* **Task objective**
Extract the complete listing and repeat it word for word.

■ ■ ■ ■

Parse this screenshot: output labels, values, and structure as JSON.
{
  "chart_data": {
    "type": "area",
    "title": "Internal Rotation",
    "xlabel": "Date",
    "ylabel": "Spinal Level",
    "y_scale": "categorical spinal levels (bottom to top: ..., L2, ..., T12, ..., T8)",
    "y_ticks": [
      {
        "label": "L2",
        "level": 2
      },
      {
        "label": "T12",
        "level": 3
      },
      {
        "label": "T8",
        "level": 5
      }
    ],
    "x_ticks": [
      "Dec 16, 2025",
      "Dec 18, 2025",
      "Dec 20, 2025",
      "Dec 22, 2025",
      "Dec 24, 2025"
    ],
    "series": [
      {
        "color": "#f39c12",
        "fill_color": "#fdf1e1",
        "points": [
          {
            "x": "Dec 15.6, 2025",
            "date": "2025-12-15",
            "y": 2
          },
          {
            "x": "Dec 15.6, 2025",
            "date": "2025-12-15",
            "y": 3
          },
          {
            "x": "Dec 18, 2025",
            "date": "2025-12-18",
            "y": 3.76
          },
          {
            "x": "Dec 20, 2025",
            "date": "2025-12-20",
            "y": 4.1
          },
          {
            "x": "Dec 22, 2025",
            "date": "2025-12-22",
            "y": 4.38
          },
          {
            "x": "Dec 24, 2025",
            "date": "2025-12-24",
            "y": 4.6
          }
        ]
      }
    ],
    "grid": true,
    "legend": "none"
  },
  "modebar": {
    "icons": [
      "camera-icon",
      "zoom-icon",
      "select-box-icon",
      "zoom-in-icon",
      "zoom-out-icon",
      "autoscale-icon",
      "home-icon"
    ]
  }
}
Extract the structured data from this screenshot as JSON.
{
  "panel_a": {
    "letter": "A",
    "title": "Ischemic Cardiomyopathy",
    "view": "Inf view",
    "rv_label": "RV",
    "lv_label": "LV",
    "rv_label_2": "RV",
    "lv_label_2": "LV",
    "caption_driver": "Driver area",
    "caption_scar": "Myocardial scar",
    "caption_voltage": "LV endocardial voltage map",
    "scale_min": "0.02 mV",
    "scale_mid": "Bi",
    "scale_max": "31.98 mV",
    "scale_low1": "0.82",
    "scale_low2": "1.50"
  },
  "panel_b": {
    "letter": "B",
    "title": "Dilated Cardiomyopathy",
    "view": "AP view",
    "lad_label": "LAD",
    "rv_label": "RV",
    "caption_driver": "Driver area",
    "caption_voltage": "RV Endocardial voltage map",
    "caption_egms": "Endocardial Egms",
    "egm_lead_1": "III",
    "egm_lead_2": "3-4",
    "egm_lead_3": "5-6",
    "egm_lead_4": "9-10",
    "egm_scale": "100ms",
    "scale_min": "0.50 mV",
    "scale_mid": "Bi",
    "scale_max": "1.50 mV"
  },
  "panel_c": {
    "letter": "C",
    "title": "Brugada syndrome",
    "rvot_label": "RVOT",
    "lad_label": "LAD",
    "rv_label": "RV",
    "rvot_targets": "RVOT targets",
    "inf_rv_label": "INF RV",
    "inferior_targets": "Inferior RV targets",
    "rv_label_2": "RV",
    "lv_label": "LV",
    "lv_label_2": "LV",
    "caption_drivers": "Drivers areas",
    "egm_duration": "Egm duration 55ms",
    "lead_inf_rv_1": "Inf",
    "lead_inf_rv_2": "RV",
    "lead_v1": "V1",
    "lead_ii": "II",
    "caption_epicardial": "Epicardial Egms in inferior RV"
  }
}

■ ■ ■ ■

* **Task response**
Parse this screenshot: output labels, values, and structure as JSON.
{
  "chart_data": {
    "type": "area",
    "title": "Internal Rotation",
    "xlabel": "Date",
    "ylabel": "Spinal Level",
    "y_scale": "categorical spinal levels (bottom to top: ..., L2, ..., T12, ..., T8)",
    "y_ticks": [
      {
        "label": "L2",
        "level": 2
      },
      {
        "label": "T12",
        "level": 3
      },
      {
        "label": "T8",
        "level": 5
      }
    ],
    "x_ticks": [
      "Dec 16, 2025",
      "Dec 18, 2025",
      "Dec 20, 2025",
      "Dec 22, 2025",
      "Dec 24, 2025"
    ],
    "series": [
      {
        "color": "#f39c12",
        "fill_color": "#fdf1e1",
        "points": [
          {
            "x": "Dec 15.6, 2025",
            "date": "2025-12-15",
            "y": 2
          },
          {
            "x": "Dec 15.6, 2025",
            "date": "2025-12-15",
            "y": 3
          },
          {
            "x": "Dec 18, 2025",
            "date": "2025-12-18",
            "y": 3.76
          },
          {
            "x": "Dec 20, 2025",
            "date": "2025-12-20",
            "y": 4.1
          },
          {
            "x": "Dec 22, 2025",
            "date": "2025-12-22",
            "y": 4.38
          },
          {
            "x": "Dec 24, 2025",
            "date": "2025-12-24",
            "y": 4.6
          }
        ]
      }
    ],
    "grid": true,
    "legend": "none"
  },
  "modebar": {
    "icons": [
      "camera-icon",
      "zoom-icon",
      "select-box-icon",
      "zoom-in-icon",
      "zoom-out-icon",
      "autoscale-icon",
      "home-icon"
    ]
  }
}
Extract the structured data from this screenshot as JSON.
{
  "panel_a": {
    "letter": "A",
    "title": "Ischemic Cardiomyopathy",
    "view": "Inf view",
    "rv_label": "RV",
    "lv_label": "LV",
    "rv_label_2": "RV",
    "lv_label_2": "LV",
    "caption_driver": "Driver area",
    "caption_scar": "Myocardial scar",
    "caption_voltage": "LV endocardial voltage map",
    "scale_min": "0.02 mV",
    "scale_mid": "Bi",
    "scale_max": "31.98 mV",
    "scale_low1": "0.82",
    "scale_low2": "1.50"
  },
  "panel_b": {
    "letter": "B",
    "title": "Dilated Cardiomyopathy",
    "view": "AP view",
    "lad_label": "LAD",
    "rv_label": "RV",
    "caption_driver": "Driver area",
    "caption_voltage": "RV Endocardial voltage map",
    "caption_egms": "Endocardial Egms",
    "egm_lead_1": "III",
    "egm_lead_2": "3-4",
    "egm_lead_3": "5-6",
    "egm_lead_4": "9-10",
    "egm_scale": "100ms",
    "scale_min": "0.50 mV",
    "scale_mid": "Bi",
    "scale_max": "1.50 mV"
  },
  "panel_c": {
    "letter": "C",
    "title": "Brugada syndrome",
    "rvot_label": "RVOT",
    "lad_label": "LAD",
    "rv_label": "RV",
    "rvot_targets": "RVOT targets",
    "inf_rv_label": "INF RV",
    "inferior_targets": "Inferior RV targets",
    "rv_label_2": "RV",
    "lv_label": "LV",
    "lv_label_2": "LV",
    "caption_drivers": "Drivers areas",
    "egm_duration": "Egm duration 55ms",
    "lead_inf_rv_1": "Inf",
    "lead_inf_rv_2": "RV",
    "lead_v1": "V1",
    "lead_ii": "II",
    "caption_epicardial": "Epicardial Egms in inferior RV"
  }
}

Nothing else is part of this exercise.